— Begin DATA ROWS —

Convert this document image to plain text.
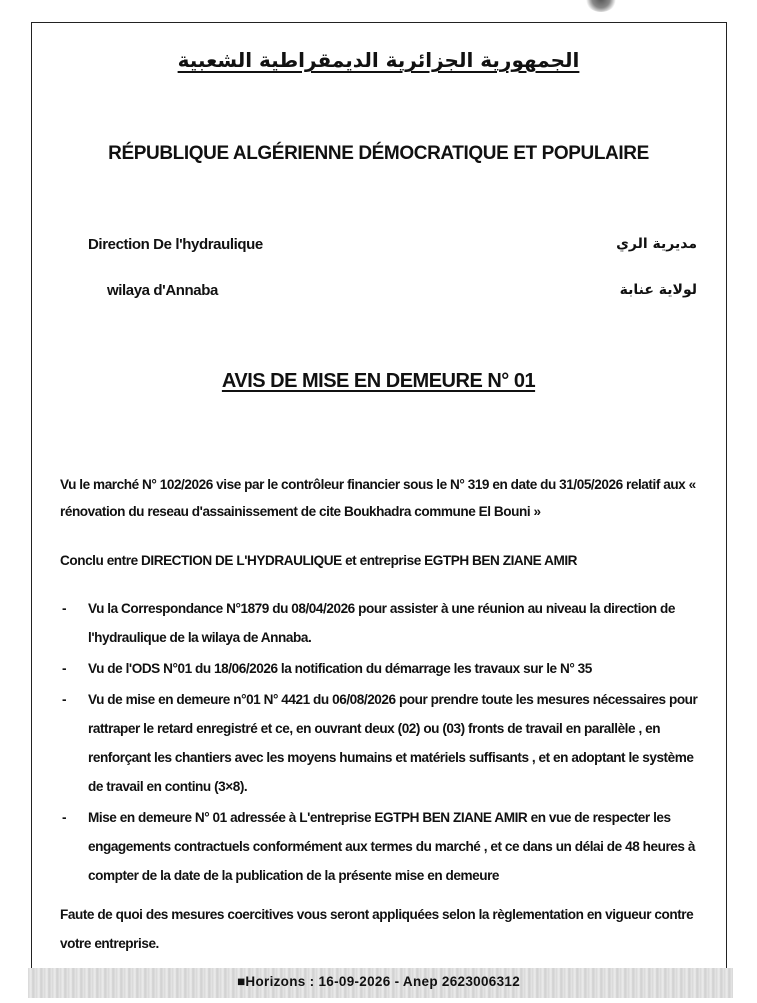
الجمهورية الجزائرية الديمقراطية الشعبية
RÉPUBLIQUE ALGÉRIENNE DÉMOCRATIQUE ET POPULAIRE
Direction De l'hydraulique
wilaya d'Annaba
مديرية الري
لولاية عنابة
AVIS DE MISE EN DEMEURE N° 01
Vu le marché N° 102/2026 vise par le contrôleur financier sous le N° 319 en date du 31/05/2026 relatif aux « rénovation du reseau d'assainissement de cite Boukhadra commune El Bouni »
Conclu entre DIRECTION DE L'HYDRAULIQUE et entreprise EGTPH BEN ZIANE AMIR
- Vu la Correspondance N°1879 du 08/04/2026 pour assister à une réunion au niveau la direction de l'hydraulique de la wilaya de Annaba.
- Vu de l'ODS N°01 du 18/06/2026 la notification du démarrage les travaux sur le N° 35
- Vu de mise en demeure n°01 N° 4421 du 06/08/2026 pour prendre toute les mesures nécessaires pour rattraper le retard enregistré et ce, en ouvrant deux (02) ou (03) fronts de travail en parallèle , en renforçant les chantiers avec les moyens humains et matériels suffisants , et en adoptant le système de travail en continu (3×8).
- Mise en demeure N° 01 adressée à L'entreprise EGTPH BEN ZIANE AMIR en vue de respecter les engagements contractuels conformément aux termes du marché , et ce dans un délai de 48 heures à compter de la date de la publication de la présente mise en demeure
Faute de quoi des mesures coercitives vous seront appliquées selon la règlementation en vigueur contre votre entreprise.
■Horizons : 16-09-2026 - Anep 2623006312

— End DATA ROWS —

**DESCRIPTION OF THE TASK**.
Without the pictures, write out every entry precisely as it appears.

**TASK RESULT**.
Convert this document image to plain text.
الجمهورية الجزائرية الديمقراطية الشعبية
RÉPUBLIQUE ALGÉRIENNE DÉMOCRATIQUE ET POPULAIRE
Direction De l'hydraulique
wilaya d'Annaba
مديرية الري
لولاية عنابة
AVIS DE MISE EN DEMEURE N° 01
Vu le marché N° 102/2026 vise par le contrôleur financier sous le N° 319 en date du 31/05/2026 relatif aux « rénovation du reseau d'assainissement de cite Boukhadra commune El Bouni »
Conclu entre DIRECTION DE L'HYDRAULIQUE et entreprise EGTPH BEN ZIANE AMIR
- Vu la Correspondance N°1879 du 08/04/2026 pour assister à une réunion au niveau la direction de l'hydraulique de la wilaya de Annaba.
- Vu de l'ODS N°01 du 18/06/2026 la notification du démarrage les travaux sur le N° 35
- Vu de mise en demeure n°01 N° 4421 du 06/08/2026 pour prendre toute les mesures nécessaires pour rattraper le retard enregistré et ce, en ouvrant deux (02) ou (03) fronts de travail en parallèle , en renforçant les chantiers avec les moyens humains et matériels suffisants , et en adoptant le système de travail en continu (3×8).
- Mise en demeure N° 01 adressée à L'entreprise EGTPH BEN ZIANE AMIR en vue de respecter les engagements contractuels conformément aux termes du marché , et ce dans un délai de 48 heures à compter de la date de la publication de la présente mise en demeure
Faute de quoi des mesures coercitives vous seront appliquées selon la règlementation en vigueur contre votre entreprise.
■Horizons : 16-09-2026 - Anep 2623006312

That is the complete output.